DESCRIPTION OF THE TASK
Make an exact copy of all the entries, with the pictures left out.

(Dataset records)
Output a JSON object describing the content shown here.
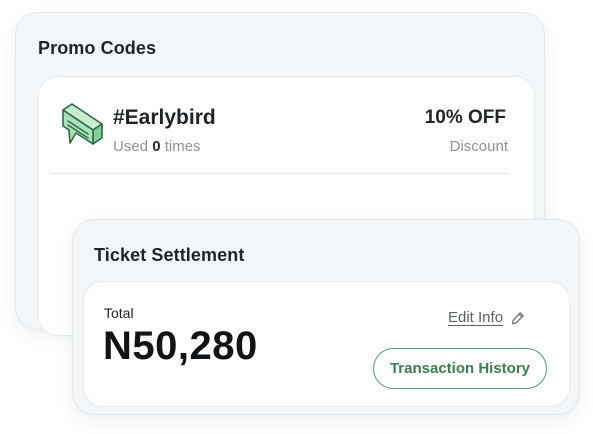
{
  "promo": {
    "title": "Promo Codes",
    "code": "#Earlybird",
    "usage_prefix": "Used",
    "usage_count": "0",
    "usage_suffix": "times",
    "discount_value": "10% OFF",
    "discount_label": "Discount",
    "icon": "ticket-icon"
  },
  "settlement": {
    "title": "Ticket Settlement",
    "total_label": "Total",
    "total_amount": "N50,280",
    "edit_label": "Edit Info",
    "edit_icon": "pencil-icon",
    "history_button": "Transaction History"
  },
  "colors": {
    "accent_green": "#3e7d56",
    "icon_green": "#a8e0b8",
    "title_text": "#1f2428",
    "muted_text": "#8d949a"
  }
}
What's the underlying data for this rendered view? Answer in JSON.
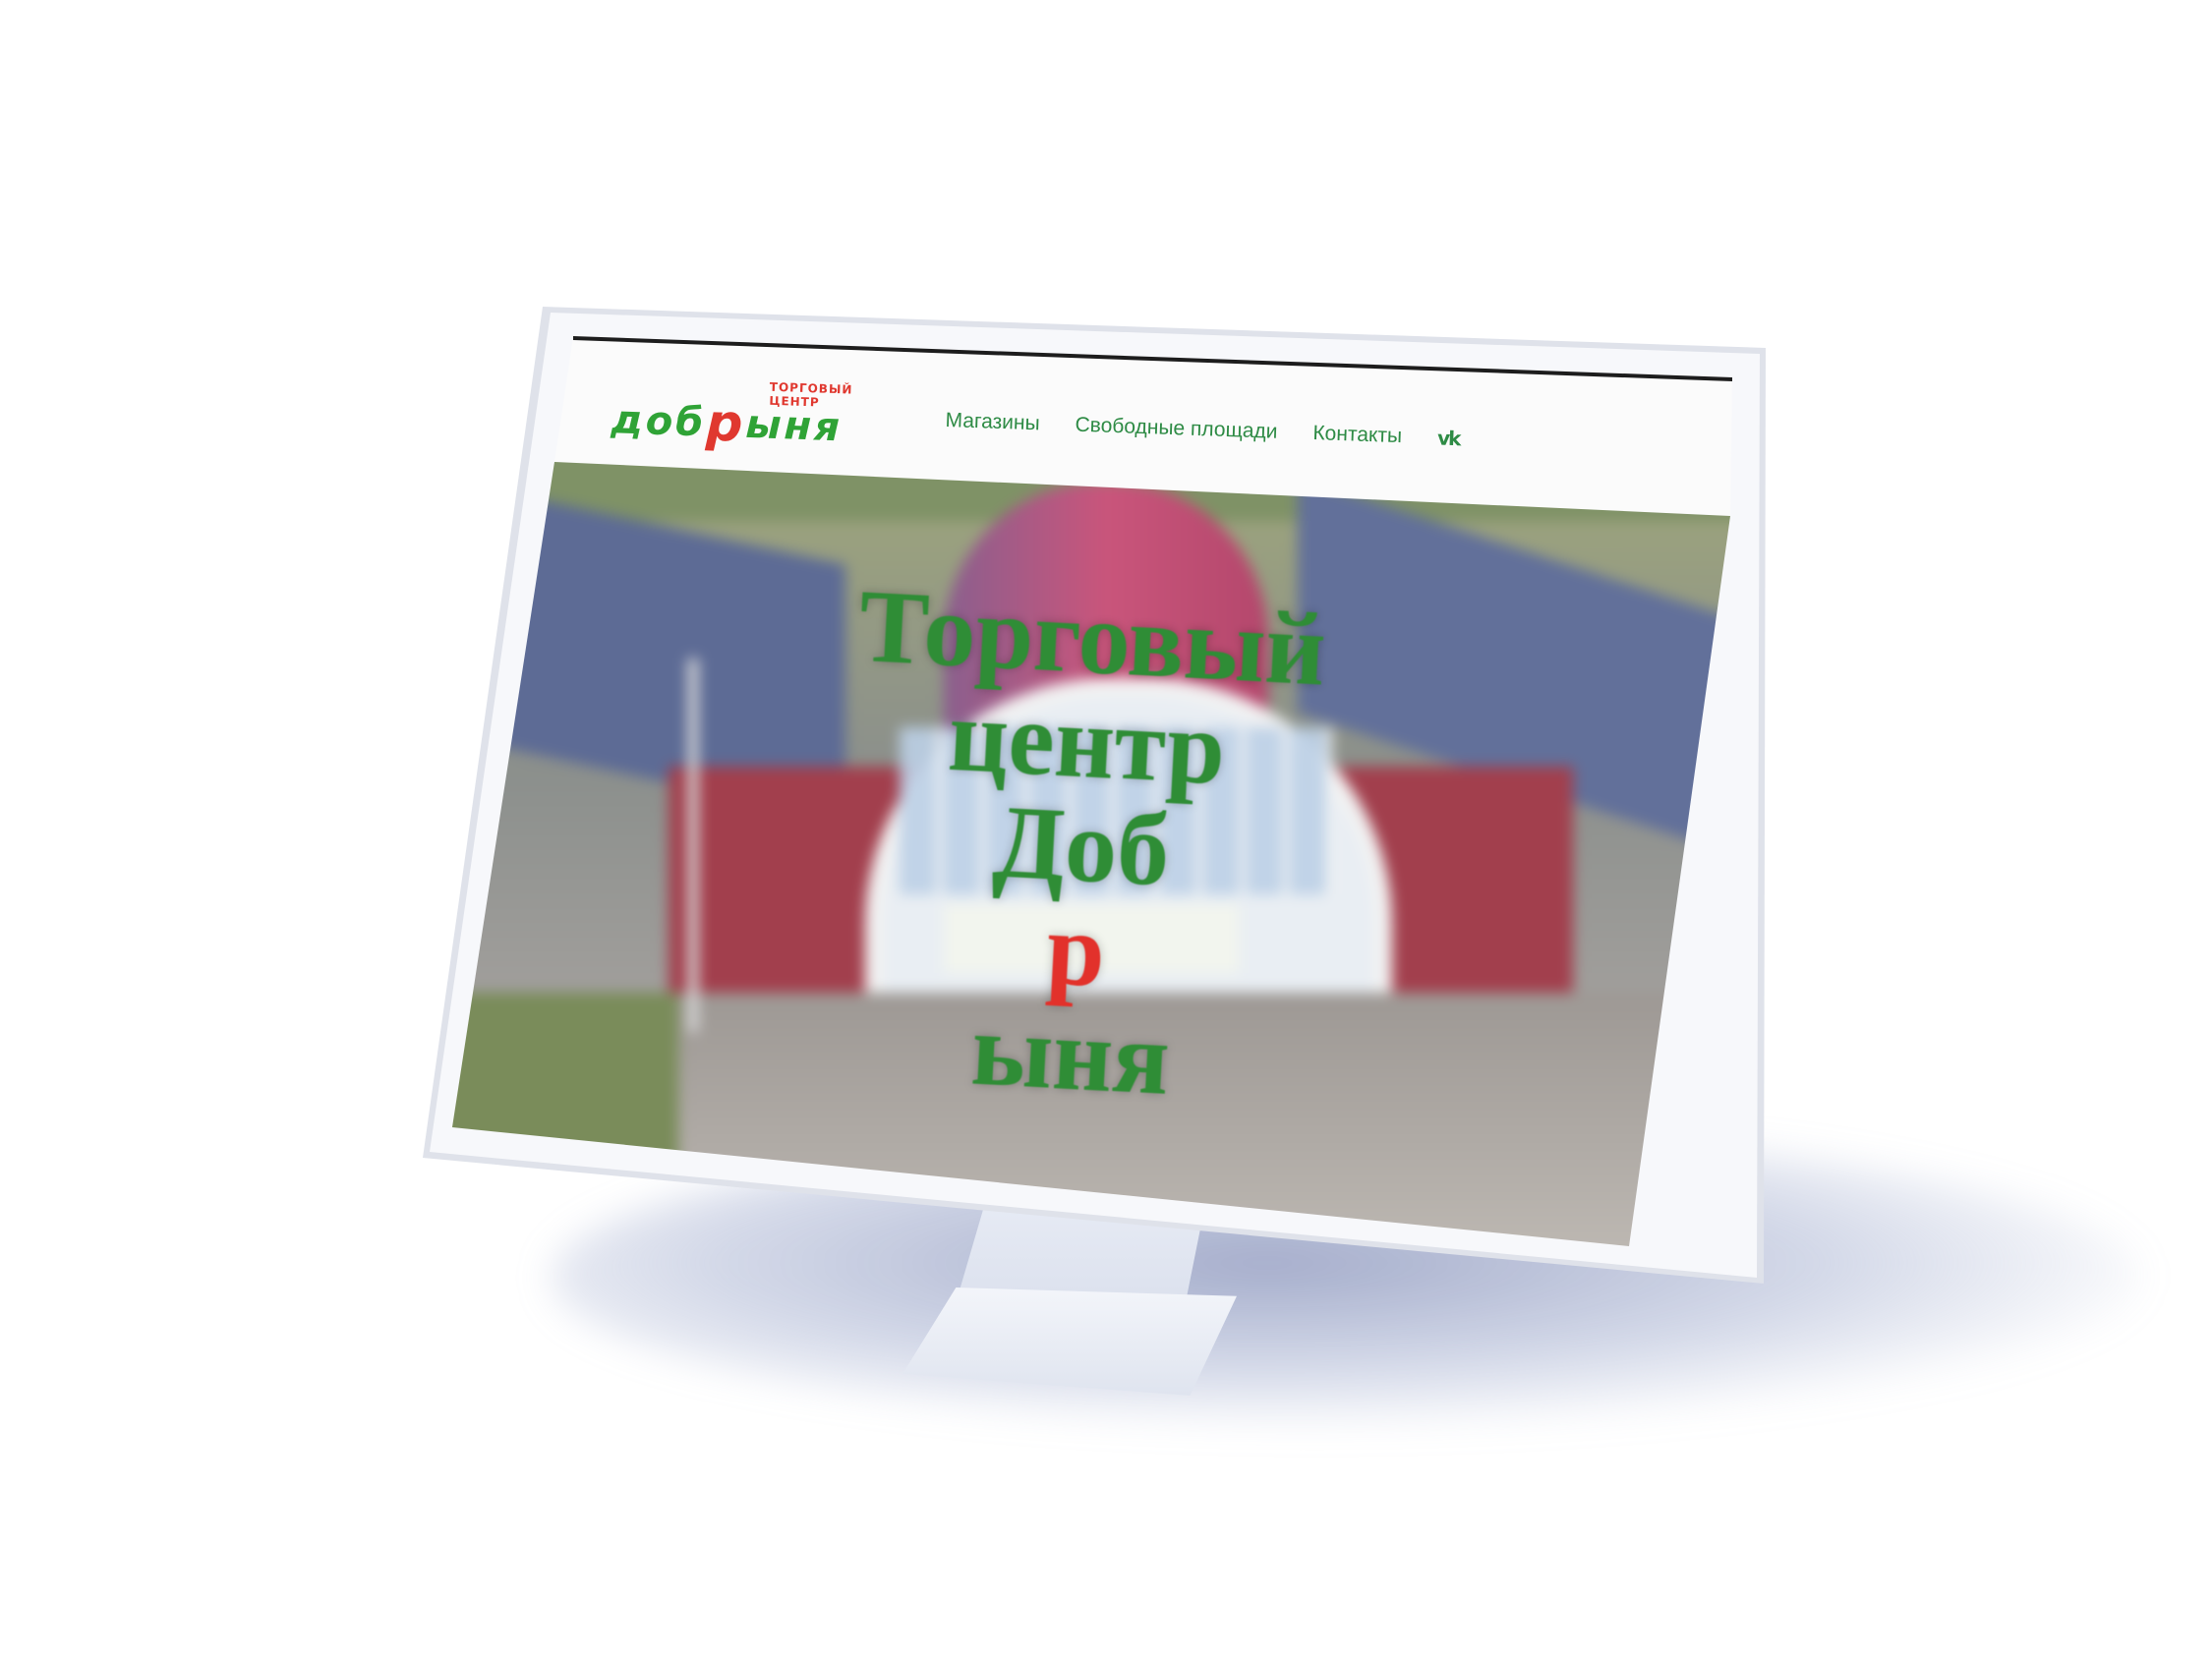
{
  "site": {
    "logo": {
      "word_part1": "доб",
      "word_accent": "р",
      "word_part2": "ыня",
      "tagline": "ТОРГОВЫЙ ЦЕНТР"
    },
    "nav": {
      "items": [
        {
          "label": "Магазины"
        },
        {
          "label": "Свободные площади"
        },
        {
          "label": "Контакты"
        }
      ],
      "social_icon": "vk-icon",
      "social_label": "vk"
    },
    "hero": {
      "line1": "Торговый",
      "line2": "центр",
      "line3_part1": "Доб",
      "line3_accent": "р",
      "line3_part2": "ыня"
    },
    "colors": {
      "brand_green": "#2e8b45",
      "accent_red": "#e2312b"
    }
  }
}
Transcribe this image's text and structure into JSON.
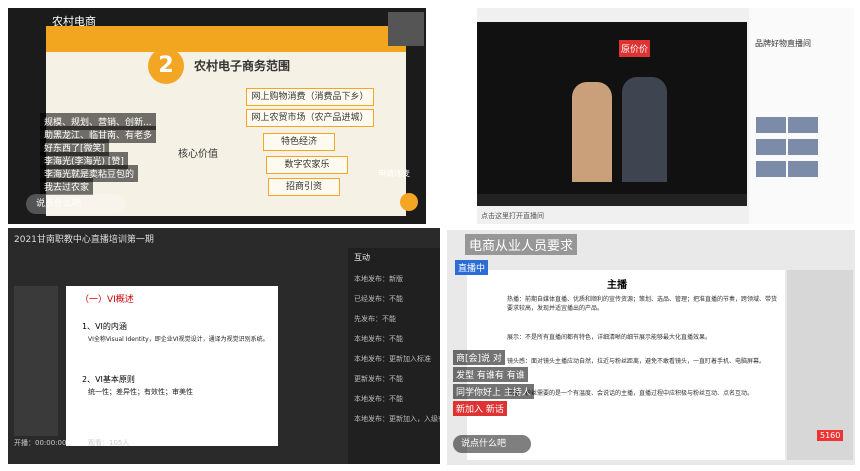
{
  "p1": {
    "header": "农村电商",
    "slide_title": "农村电子商务范围",
    "slide_number": "2",
    "left_box": "核心价值",
    "items": [
      "网上购物消费（消费品下乡）",
      "网上农贸市场（农产品进城）",
      "特色经济",
      "数字农家乐",
      "招商引资"
    ],
    "chat": [
      "规模、规划、营销、创新...",
      "助黑龙江、临甘南、有老多",
      "好东西了[微笑]",
      "李海光(李海光) [赞]",
      "李海光就是卖粘豆包的",
      "我去过农家"
    ],
    "comment_placeholder": "说点什么吧",
    "badge": "申请连麦"
  },
  "p2": {
    "sidebar_title": "品牌好物直播间",
    "overlay_text": "原价价",
    "bottom_text": "点击这里打开直播间"
  },
  "p3": {
    "window_title": "2021甘南职教中心直播培训第一期",
    "slide_header": "（一）VI概述",
    "s1_title": "1、VI的内涵",
    "s1_body": "VI全称Visual Identity，即企业VI视觉设计，通译为视觉识别系统。",
    "s2_title": "2、VI基本原则",
    "s2_body": "统一性；差异性；有效性；审美性",
    "panel_title": "互动",
    "rows": [
      "本地发布：新版",
      "已经发布：不能",
      "先发布：不能",
      "本地发布：不能",
      "本地发布：更新加入标准",
      "更新发布：不能",
      "本地发布：不能",
      "本地发布：更新加入，入级有"
    ],
    "status": "开播：00:00:00",
    "viewers": "观看：105人"
  },
  "p4": {
    "header": "电商从业人员要求",
    "slide_title": "主播",
    "para1": "热播：前期自媒体直播、优质和顺利的宣传资源；策划、选品、管理；把准直播的节奏，跨领域、带货要求较高，发现并适宜播出的产品。",
    "para2": "展示：不是所有直播间都有特色，详细清晰的细节展示能够最大化直播效果。",
    "para3": "镜头感：面对镜头主播应动自然，拉近与粉丝距离，避免不敢看镜头，一直盯着手机、电脑屏幕。",
    "para4": "互动：粉丝需要的是一个有温度、会说话的主播，直播过程中应积极与粉丝互动、点名互动。",
    "tags": [
      "直播中",
      "商[会]说 对",
      "发型 有谁有 有谁",
      "同学你好上 主持人",
      "新加入 新话"
    ],
    "comment_placeholder": "说点什么吧",
    "like_count": "5160"
  }
}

FINAL RESULT
Output a JSON object describing the content shown here.
{
  "promo": {
    "title": "Promo Codes",
    "code": "#Earlybird",
    "usage_prefix": "Used",
    "usage_count": "0",
    "usage_suffix": "times",
    "discount_value": "10% OFF",
    "discount_label": "Discount",
    "icon": "ticket-icon"
  },
  "settlement": {
    "title": "Ticket Settlement",
    "total_label": "Total",
    "total_amount": "N50,280",
    "edit_label": "Edit Info",
    "edit_icon": "pencil-icon",
    "history_button": "Transaction History"
  },
  "colors": {
    "accent_green": "#3e7d56",
    "icon_green": "#a8e0b8",
    "title_text": "#1f2428",
    "muted_text": "#8d949a"
  }
}
What's the underlying data for this rendered view? Answer in JSON.
{
  "site": {
    "logo": {
      "word_part1": "доб",
      "word_accent": "р",
      "word_part2": "ыня",
      "tagline": "ТОРГОВЫЙ ЦЕНТР"
    },
    "nav": {
      "items": [
        {
          "label": "Магазины"
        },
        {
          "label": "Свободные площади"
        },
        {
          "label": "Контакты"
        }
      ],
      "social_icon": "vk-icon",
      "social_label": "vk"
    },
    "hero": {
      "line1": "Торговый",
      "line2": "центр",
      "line3_part1": "Доб",
      "line3_accent": "р",
      "line3_part2": "ыня"
    },
    "colors": {
      "brand_green": "#2e8b45",
      "accent_red": "#e2312b"
    }
  }
}
Transcribe this image's text and structure into JSON.
{
  "p1": {
    "header": "农村电商",
    "slide_title": "农村电子商务范围",
    "slide_number": "2",
    "left_box": "核心价值",
    "items": [
      "网上购物消费（消费品下乡）",
      "网上农贸市场（农产品进城）",
      "特色经济",
      "数字农家乐",
      "招商引资"
    ],
    "chat": [
      "规模、规划、营销、创新...",
      "助黑龙江、临甘南、有老多",
      "好东西了[微笑]",
      "李海光(李海光) [赞]",
      "李海光就是卖粘豆包的",
      "我去过农家"
    ],
    "comment_placeholder": "说点什么吧",
    "badge": "申请连麦"
  },
  "p2": {
    "sidebar_title": "品牌好物直播间",
    "overlay_text": "原价价",
    "bottom_text": "点击这里打开直播间"
  },
  "p3": {
    "window_title": "2021甘南职教中心直播培训第一期",
    "slide_header": "（一）VI概述",
    "s1_title": "1、VI的内涵",
    "s1_body": "VI全称Visual Identity，即企业VI视觉设计，通译为视觉识别系统。",
    "s2_title": "2、VI基本原则",
    "s2_body": "统一性；差异性；有效性；审美性",
    "panel_title": "互动",
    "rows": [
      "本地发布：新版",
      "已经发布：不能",
      "先发布：不能",
      "本地发布：不能",
      "本地发布：更新加入标准",
      "更新发布：不能",
      "本地发布：不能",
      "本地发布：更新加入，入级有"
    ],
    "status": "开播：00:00:00",
    "viewers": "观看：105人"
  },
  "p4": {
    "header": "电商从业人员要求",
    "slide_title": "主播",
    "para1": "热播：前期自媒体直播、优质和顺利的宣传资源；策划、选品、管理；把准直播的节奏，跨领域、带货要求较高，发现并适宜播出的产品。",
    "para2": "展示：不是所有直播间都有特色，详细清晰的细节展示能够最大化直播效果。",
    "para3": "镜头感：面对镜头主播应动自然，拉近与粉丝距离，避免不敢看镜头，一直盯着手机、电脑屏幕。",
    "para4": "互动：粉丝需要的是一个有温度、会说话的主播，直播过程中应积极与粉丝互动、点名互动。",
    "tags": [
      "直播中",
      "商[会]说 对",
      "发型 有谁有 有谁",
      "同学你好上 主持人",
      "新加入 新话"
    ],
    "comment_placeholder": "说点什么吧",
    "like_count": "5160"
  }
}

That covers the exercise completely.